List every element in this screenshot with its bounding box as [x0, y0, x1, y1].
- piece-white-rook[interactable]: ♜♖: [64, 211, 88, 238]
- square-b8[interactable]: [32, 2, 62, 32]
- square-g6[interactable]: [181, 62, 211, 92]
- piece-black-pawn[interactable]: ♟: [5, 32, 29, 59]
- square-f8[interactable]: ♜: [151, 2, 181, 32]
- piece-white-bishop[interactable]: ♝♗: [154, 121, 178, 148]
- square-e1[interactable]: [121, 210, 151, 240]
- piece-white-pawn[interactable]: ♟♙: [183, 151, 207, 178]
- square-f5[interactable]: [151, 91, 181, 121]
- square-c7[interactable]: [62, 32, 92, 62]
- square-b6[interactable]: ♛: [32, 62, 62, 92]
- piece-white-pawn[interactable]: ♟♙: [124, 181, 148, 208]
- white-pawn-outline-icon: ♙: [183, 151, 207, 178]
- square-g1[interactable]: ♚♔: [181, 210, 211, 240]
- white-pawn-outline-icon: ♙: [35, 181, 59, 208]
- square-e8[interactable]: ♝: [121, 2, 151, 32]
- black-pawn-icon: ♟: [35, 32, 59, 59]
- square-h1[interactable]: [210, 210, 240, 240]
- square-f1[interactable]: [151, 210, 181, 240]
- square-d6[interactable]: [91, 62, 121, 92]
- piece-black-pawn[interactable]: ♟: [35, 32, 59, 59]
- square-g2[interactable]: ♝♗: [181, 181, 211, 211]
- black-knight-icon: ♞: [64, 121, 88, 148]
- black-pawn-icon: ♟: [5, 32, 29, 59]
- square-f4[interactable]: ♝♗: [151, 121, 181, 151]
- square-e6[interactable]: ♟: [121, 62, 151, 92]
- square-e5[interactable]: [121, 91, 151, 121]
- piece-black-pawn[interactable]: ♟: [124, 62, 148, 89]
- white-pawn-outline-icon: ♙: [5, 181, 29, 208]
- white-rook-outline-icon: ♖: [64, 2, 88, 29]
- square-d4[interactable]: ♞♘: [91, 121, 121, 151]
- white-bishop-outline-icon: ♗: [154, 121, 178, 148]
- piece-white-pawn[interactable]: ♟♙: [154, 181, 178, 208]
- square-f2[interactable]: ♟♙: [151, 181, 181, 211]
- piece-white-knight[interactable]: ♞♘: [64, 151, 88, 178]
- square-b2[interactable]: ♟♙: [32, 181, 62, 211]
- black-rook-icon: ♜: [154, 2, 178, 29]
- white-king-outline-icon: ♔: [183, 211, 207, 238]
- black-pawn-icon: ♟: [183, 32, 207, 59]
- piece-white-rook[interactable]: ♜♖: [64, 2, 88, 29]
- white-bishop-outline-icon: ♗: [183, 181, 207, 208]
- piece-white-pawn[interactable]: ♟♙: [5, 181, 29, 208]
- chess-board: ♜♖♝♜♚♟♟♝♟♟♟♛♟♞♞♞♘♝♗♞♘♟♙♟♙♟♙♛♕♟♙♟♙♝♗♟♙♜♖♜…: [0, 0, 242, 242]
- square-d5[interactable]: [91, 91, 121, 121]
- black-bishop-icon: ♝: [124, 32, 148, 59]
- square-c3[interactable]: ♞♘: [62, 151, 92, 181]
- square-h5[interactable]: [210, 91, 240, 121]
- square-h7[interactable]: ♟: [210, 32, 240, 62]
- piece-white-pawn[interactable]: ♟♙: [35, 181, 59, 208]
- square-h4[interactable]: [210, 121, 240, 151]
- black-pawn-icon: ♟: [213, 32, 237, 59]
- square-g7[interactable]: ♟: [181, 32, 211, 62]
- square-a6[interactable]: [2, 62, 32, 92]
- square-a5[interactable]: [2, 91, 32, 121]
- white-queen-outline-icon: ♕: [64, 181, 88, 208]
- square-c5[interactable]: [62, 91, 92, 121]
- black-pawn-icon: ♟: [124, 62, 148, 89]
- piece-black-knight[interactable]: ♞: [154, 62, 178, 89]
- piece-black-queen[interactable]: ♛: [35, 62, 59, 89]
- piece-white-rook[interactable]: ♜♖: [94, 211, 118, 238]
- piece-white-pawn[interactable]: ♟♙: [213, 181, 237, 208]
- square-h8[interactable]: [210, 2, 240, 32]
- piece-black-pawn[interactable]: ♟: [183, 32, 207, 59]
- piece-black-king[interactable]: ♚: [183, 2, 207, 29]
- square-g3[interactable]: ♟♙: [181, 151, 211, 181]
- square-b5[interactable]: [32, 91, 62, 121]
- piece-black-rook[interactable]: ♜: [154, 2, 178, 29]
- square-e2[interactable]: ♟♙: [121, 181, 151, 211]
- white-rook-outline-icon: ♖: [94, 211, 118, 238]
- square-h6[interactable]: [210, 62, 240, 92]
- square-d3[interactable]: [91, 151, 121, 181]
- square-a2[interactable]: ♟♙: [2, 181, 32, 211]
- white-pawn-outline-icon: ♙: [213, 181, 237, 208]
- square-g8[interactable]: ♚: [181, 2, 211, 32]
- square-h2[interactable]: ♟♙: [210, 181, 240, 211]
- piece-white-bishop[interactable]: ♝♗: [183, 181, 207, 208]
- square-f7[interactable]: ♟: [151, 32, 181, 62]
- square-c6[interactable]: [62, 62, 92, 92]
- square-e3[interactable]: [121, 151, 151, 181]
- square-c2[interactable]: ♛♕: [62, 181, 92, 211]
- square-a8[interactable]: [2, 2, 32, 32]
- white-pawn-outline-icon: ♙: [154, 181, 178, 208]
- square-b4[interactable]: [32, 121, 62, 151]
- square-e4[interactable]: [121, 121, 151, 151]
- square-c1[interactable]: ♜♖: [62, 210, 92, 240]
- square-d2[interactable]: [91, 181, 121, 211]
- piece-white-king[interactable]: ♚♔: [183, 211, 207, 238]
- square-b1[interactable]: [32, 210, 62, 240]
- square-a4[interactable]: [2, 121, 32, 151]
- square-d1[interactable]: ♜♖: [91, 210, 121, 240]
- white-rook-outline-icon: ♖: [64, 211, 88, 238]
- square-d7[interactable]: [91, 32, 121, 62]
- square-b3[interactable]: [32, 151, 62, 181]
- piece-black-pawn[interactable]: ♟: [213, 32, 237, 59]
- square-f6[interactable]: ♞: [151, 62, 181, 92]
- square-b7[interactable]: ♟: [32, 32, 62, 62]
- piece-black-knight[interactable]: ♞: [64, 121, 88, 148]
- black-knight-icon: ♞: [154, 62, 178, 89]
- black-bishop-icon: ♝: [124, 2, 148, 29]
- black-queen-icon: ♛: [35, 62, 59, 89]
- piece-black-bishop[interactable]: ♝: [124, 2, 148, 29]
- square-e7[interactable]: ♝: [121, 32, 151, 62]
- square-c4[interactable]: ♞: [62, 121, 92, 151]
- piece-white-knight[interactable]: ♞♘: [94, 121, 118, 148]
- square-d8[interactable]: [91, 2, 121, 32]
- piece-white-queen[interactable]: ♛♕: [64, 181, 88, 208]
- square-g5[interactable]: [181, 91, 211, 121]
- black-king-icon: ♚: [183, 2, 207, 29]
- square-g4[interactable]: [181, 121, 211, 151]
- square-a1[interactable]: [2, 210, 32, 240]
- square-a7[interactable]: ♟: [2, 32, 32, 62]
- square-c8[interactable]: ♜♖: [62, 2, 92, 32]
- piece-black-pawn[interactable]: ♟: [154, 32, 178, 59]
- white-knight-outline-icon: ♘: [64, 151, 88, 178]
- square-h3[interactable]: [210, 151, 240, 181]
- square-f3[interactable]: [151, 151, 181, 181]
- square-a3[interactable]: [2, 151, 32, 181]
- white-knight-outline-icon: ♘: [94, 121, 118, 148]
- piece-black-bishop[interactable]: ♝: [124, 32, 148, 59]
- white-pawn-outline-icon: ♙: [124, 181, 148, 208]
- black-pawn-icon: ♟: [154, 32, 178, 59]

::::

> Short task
State how many lines in the rows above contain the string "rook", treating uppercase and lowercase letters as distinct. Give only the number.

> Correct output
8